[Collected data entries]

================================

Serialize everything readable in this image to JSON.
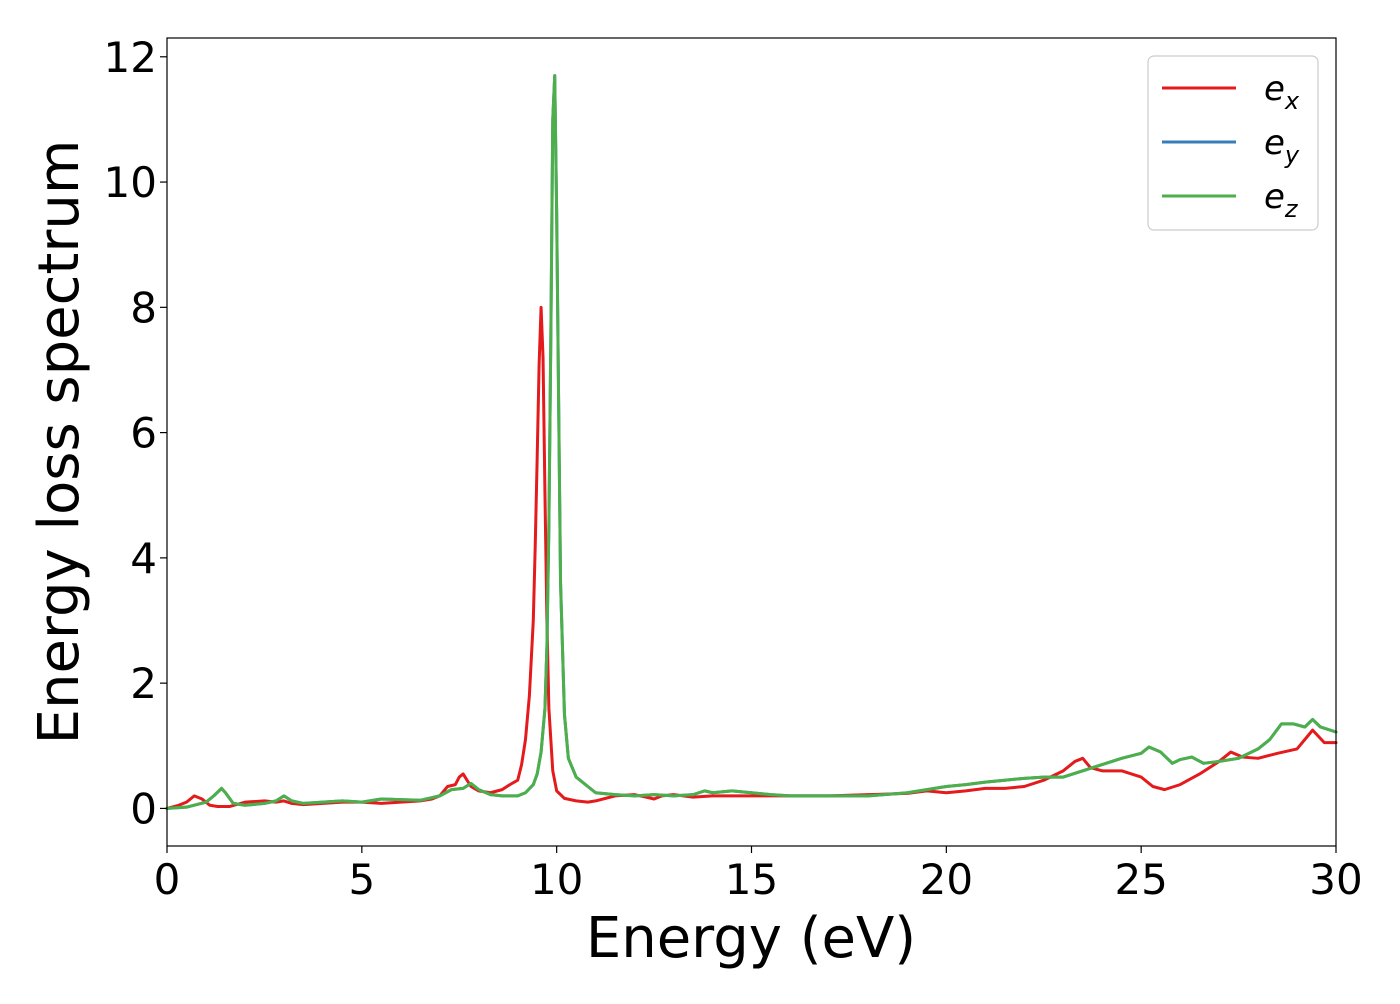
{
  "chart_data": {
    "type": "line",
    "title": "",
    "xlabel": "Energy (eV)",
    "ylabel": "Energy loss spectrum",
    "xlim": [
      0,
      30
    ],
    "ylim": [
      -0.6,
      12.3
    ],
    "xticks": [
      0,
      5,
      10,
      15,
      20,
      25,
      30
    ],
    "yticks": [
      0,
      2,
      4,
      6,
      8,
      10,
      12
    ],
    "xtick_labels": [
      "0",
      "5",
      "10",
      "15",
      "20",
      "25",
      "30"
    ],
    "ytick_labels": [
      "0",
      "2",
      "4",
      "6",
      "8",
      "10",
      "12"
    ],
    "grid": false,
    "legend_position": "top-right",
    "series": [
      {
        "name": "e_x",
        "label_main": "e",
        "label_sub": "x",
        "color": "#e41a1c",
        "x": [
          0,
          0.3,
          0.5,
          0.7,
          0.9,
          1.1,
          1.3,
          1.6,
          2.0,
          2.5,
          2.8,
          3.0,
          3.2,
          3.5,
          4.0,
          4.5,
          5.0,
          5.5,
          6.0,
          6.5,
          6.8,
          7.0,
          7.2,
          7.4,
          7.5,
          7.6,
          7.8,
          8.0,
          8.3,
          8.6,
          8.8,
          9.0,
          9.1,
          9.2,
          9.3,
          9.4,
          9.45,
          9.5,
          9.55,
          9.6,
          9.65,
          9.7,
          9.75,
          9.8,
          9.9,
          10.0,
          10.2,
          10.5,
          10.8,
          11.0,
          11.5,
          12.0,
          12.3,
          12.5,
          12.7,
          13.0,
          13.5,
          14.0,
          15.0,
          16.0,
          17.0,
          18.0,
          19.0,
          19.5,
          20.0,
          20.5,
          21.0,
          21.5,
          22.0,
          22.5,
          23.0,
          23.3,
          23.5,
          23.7,
          24.0,
          24.5,
          25.0,
          25.3,
          25.6,
          26.0,
          26.5,
          27.0,
          27.3,
          27.6,
          28.0,
          28.5,
          29.0,
          29.4,
          29.7,
          30.0
        ],
        "values": [
          0,
          0.05,
          0.1,
          0.2,
          0.15,
          0.05,
          0.03,
          0.03,
          0.1,
          0.12,
          0.1,
          0.12,
          0.08,
          0.06,
          0.08,
          0.1,
          0.1,
          0.08,
          0.1,
          0.12,
          0.15,
          0.2,
          0.35,
          0.38,
          0.5,
          0.55,
          0.35,
          0.28,
          0.25,
          0.3,
          0.38,
          0.45,
          0.7,
          1.1,
          1.8,
          3.0,
          4.2,
          5.6,
          7.1,
          8.0,
          7.2,
          5.0,
          3.0,
          1.6,
          0.6,
          0.28,
          0.16,
          0.12,
          0.1,
          0.12,
          0.2,
          0.22,
          0.18,
          0.15,
          0.2,
          0.22,
          0.18,
          0.2,
          0.2,
          0.2,
          0.2,
          0.22,
          0.24,
          0.28,
          0.25,
          0.28,
          0.32,
          0.32,
          0.35,
          0.45,
          0.6,
          0.75,
          0.8,
          0.65,
          0.6,
          0.6,
          0.5,
          0.35,
          0.3,
          0.38,
          0.55,
          0.75,
          0.9,
          0.82,
          0.8,
          0.88,
          0.95,
          1.25,
          1.05,
          1.05
        ]
      },
      {
        "name": "e_y",
        "label_main": "e",
        "label_sub": "y",
        "color": "#377eb8",
        "x": [
          0,
          0.5,
          1.0,
          1.2,
          1.4,
          1.5,
          1.7,
          2.0,
          2.5,
          2.8,
          3.0,
          3.2,
          3.5,
          4.0,
          4.5,
          5.0,
          5.5,
          6.0,
          6.5,
          7.0,
          7.3,
          7.6,
          7.8,
          8.0,
          8.3,
          8.6,
          9.0,
          9.2,
          9.4,
          9.5,
          9.6,
          9.7,
          9.75,
          9.8,
          9.85,
          9.9,
          9.95,
          10.0,
          10.05,
          10.1,
          10.2,
          10.3,
          10.5,
          10.8,
          11.0,
          11.5,
          12.0,
          12.5,
          13.0,
          13.5,
          13.8,
          14.0,
          14.5,
          15.0,
          15.5,
          16.0,
          16.5,
          17.0,
          18.0,
          19.0,
          20.0,
          20.5,
          21.0,
          21.5,
          22.0,
          22.5,
          23.0,
          23.5,
          24.0,
          24.5,
          25.0,
          25.2,
          25.5,
          25.8,
          26.0,
          26.3,
          26.6,
          27.0,
          27.5,
          28.0,
          28.3,
          28.6,
          28.9,
          29.2,
          29.4,
          29.6,
          30.0
        ],
        "values": [
          0,
          0.02,
          0.1,
          0.2,
          0.32,
          0.25,
          0.08,
          0.05,
          0.08,
          0.12,
          0.2,
          0.12,
          0.08,
          0.1,
          0.12,
          0.1,
          0.15,
          0.14,
          0.13,
          0.2,
          0.3,
          0.32,
          0.4,
          0.3,
          0.22,
          0.2,
          0.2,
          0.25,
          0.38,
          0.55,
          0.9,
          1.6,
          2.6,
          4.5,
          7.5,
          11.0,
          11.7,
          9.5,
          6.5,
          3.6,
          1.5,
          0.8,
          0.5,
          0.35,
          0.25,
          0.22,
          0.2,
          0.22,
          0.2,
          0.22,
          0.28,
          0.25,
          0.28,
          0.25,
          0.22,
          0.2,
          0.2,
          0.2,
          0.2,
          0.25,
          0.35,
          0.38,
          0.42,
          0.45,
          0.48,
          0.5,
          0.5,
          0.6,
          0.7,
          0.8,
          0.88,
          0.98,
          0.9,
          0.72,
          0.78,
          0.82,
          0.72,
          0.75,
          0.8,
          0.95,
          1.1,
          1.35,
          1.35,
          1.3,
          1.42,
          1.3,
          1.22
        ]
      },
      {
        "name": "e_z",
        "label_main": "e",
        "label_sub": "z",
        "color": "#4daf4a",
        "x": [
          0,
          0.5,
          1.0,
          1.2,
          1.4,
          1.5,
          1.7,
          2.0,
          2.5,
          2.8,
          3.0,
          3.2,
          3.5,
          4.0,
          4.5,
          5.0,
          5.5,
          6.0,
          6.5,
          7.0,
          7.3,
          7.6,
          7.8,
          8.0,
          8.3,
          8.6,
          9.0,
          9.2,
          9.4,
          9.5,
          9.6,
          9.7,
          9.75,
          9.8,
          9.85,
          9.9,
          9.95,
          10.0,
          10.05,
          10.1,
          10.2,
          10.3,
          10.5,
          10.8,
          11.0,
          11.5,
          12.0,
          12.5,
          13.0,
          13.5,
          13.8,
          14.0,
          14.5,
          15.0,
          15.5,
          16.0,
          16.5,
          17.0,
          18.0,
          19.0,
          20.0,
          20.5,
          21.0,
          21.5,
          22.0,
          22.5,
          23.0,
          23.5,
          24.0,
          24.5,
          25.0,
          25.2,
          25.5,
          25.8,
          26.0,
          26.3,
          26.6,
          27.0,
          27.5,
          28.0,
          28.3,
          28.6,
          28.9,
          29.2,
          29.4,
          29.6,
          30.0
        ],
        "values": [
          0,
          0.02,
          0.1,
          0.2,
          0.32,
          0.25,
          0.08,
          0.05,
          0.08,
          0.12,
          0.2,
          0.12,
          0.08,
          0.1,
          0.12,
          0.1,
          0.15,
          0.14,
          0.13,
          0.2,
          0.3,
          0.32,
          0.4,
          0.3,
          0.22,
          0.2,
          0.2,
          0.25,
          0.38,
          0.55,
          0.9,
          1.6,
          2.6,
          4.5,
          7.5,
          11.0,
          11.7,
          9.5,
          6.5,
          3.6,
          1.5,
          0.8,
          0.5,
          0.35,
          0.25,
          0.22,
          0.2,
          0.22,
          0.2,
          0.22,
          0.28,
          0.25,
          0.28,
          0.25,
          0.22,
          0.2,
          0.2,
          0.2,
          0.2,
          0.25,
          0.35,
          0.38,
          0.42,
          0.45,
          0.48,
          0.5,
          0.5,
          0.6,
          0.7,
          0.8,
          0.88,
          0.98,
          0.9,
          0.72,
          0.78,
          0.82,
          0.72,
          0.75,
          0.8,
          0.95,
          1.1,
          1.35,
          1.35,
          1.3,
          1.42,
          1.3,
          1.22
        ]
      }
    ]
  }
}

================================

Exercise brief
Check every line of the records above for the string "color" and say how many contain it, giving the number alone.

Solution
3